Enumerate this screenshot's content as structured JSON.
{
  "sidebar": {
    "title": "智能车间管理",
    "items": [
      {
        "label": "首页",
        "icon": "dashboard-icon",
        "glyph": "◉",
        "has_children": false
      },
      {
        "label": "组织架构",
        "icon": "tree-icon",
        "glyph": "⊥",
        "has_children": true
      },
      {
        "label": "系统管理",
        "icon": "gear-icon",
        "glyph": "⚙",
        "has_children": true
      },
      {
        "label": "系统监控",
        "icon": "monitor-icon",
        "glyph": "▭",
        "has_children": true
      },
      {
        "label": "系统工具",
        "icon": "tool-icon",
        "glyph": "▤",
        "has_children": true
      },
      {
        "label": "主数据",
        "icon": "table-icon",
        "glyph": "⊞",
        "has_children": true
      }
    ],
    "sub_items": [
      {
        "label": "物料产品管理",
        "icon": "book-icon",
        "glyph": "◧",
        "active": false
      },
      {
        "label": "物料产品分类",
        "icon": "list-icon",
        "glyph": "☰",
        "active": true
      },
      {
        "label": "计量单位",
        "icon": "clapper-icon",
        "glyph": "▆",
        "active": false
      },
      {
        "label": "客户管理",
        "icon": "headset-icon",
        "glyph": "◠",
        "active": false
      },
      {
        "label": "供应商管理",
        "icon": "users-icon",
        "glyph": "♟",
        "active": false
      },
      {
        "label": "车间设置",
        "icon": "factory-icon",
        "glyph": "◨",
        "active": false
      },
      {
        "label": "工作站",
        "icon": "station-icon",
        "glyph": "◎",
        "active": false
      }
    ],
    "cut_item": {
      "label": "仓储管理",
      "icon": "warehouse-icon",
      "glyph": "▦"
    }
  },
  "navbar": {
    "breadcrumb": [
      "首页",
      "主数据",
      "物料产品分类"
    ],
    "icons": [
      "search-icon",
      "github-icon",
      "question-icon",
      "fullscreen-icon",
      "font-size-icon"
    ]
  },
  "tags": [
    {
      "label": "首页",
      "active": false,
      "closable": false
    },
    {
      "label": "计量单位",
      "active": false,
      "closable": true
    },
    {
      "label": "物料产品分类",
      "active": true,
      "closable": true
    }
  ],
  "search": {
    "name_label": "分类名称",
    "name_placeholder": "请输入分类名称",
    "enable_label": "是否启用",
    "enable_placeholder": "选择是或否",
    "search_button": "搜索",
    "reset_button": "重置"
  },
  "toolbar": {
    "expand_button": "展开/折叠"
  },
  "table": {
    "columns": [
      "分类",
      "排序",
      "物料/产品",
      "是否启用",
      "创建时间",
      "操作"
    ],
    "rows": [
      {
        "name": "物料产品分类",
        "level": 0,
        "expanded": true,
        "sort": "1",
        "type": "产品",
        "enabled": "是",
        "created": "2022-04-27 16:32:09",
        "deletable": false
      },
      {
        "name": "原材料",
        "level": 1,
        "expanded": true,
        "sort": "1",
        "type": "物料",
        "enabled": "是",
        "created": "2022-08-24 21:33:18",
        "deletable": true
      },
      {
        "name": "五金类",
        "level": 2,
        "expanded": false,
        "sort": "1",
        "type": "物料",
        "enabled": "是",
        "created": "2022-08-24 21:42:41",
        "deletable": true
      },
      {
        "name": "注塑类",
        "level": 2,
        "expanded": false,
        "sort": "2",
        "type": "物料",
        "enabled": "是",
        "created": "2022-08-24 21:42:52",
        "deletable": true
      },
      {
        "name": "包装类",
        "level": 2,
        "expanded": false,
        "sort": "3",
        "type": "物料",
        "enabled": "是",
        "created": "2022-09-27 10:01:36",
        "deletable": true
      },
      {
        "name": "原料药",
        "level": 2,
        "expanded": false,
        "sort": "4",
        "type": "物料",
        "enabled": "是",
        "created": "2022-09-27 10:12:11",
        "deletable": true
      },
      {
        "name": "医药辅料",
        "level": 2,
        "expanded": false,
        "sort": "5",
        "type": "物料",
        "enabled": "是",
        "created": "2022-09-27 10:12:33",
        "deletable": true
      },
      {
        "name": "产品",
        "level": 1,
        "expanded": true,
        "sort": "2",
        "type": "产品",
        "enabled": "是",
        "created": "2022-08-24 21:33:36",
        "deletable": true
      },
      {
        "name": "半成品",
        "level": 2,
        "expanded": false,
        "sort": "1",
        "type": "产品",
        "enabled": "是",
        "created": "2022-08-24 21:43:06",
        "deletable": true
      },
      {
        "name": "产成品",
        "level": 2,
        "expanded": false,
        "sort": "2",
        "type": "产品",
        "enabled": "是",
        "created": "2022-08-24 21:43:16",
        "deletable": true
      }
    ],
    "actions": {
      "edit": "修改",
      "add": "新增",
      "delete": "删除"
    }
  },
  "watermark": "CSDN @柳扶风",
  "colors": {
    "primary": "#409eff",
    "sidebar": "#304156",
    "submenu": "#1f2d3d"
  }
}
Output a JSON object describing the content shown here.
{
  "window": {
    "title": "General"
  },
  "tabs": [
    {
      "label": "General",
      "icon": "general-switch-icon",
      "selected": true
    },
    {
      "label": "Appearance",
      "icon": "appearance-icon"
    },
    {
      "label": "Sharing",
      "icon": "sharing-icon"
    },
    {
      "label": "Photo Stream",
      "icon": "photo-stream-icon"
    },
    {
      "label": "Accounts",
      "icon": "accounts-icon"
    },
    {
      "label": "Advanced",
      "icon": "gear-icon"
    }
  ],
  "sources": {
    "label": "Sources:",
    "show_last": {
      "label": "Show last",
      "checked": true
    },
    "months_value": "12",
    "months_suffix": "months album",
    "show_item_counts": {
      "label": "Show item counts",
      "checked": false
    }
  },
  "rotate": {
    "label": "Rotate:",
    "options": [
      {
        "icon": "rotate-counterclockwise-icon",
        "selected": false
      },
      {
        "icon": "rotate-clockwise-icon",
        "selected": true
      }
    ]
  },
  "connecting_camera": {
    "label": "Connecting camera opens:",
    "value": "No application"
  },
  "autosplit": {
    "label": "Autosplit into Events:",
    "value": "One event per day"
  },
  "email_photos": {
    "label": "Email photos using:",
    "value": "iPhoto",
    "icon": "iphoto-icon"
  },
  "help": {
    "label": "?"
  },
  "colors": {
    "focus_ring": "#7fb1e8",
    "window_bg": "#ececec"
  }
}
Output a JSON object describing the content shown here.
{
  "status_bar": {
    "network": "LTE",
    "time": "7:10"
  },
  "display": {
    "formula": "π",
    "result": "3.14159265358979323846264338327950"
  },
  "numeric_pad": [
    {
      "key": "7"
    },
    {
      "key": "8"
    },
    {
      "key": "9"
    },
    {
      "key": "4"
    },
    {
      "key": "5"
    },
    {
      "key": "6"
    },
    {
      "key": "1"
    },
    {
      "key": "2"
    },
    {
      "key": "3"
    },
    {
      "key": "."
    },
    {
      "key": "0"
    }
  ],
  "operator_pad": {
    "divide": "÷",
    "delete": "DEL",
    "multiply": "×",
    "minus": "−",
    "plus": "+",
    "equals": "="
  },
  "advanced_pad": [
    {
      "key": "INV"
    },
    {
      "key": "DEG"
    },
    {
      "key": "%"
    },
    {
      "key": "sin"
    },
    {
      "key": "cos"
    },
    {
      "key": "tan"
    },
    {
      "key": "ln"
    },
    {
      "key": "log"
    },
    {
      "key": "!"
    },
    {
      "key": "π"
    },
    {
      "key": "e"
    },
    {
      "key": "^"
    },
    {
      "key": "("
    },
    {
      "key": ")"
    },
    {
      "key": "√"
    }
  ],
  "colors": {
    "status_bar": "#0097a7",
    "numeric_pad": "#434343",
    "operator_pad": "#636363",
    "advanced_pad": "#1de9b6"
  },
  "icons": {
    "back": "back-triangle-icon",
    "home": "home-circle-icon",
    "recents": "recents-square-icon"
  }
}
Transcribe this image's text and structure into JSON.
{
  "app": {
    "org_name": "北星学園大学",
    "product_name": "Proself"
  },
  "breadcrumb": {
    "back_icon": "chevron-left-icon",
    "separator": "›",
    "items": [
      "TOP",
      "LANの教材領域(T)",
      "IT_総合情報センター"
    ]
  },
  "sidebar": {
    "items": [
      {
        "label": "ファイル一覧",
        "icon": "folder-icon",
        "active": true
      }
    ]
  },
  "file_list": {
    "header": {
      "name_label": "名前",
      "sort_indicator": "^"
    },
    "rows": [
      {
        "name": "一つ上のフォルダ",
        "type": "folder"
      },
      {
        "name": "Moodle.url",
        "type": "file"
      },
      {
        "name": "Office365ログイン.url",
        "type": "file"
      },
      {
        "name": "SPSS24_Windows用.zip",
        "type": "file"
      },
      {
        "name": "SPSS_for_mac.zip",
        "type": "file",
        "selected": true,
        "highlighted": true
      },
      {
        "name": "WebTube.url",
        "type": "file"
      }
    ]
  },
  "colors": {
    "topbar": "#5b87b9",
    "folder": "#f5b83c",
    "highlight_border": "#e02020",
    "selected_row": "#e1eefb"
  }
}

● **Your instructions**
Find each line holding "created". Copy it out.

● **Result below**
        "created": "2022-04-27 16:32:09",
        "created": "2022-08-24 21:33:18",
        "created": "2022-08-24 21:42:41",
        "created": "2022-08-24 21:42:52",
        "created": "2022-09-27 10:01:36",
        "created": "2022-09-27 10:12:11",
        "created": "2022-09-27 10:12:33",
        "created": "2022-08-24 21:33:36",
        "created": "2022-08-24 21:43:06",
        "created": "2022-08-24 21:43:16",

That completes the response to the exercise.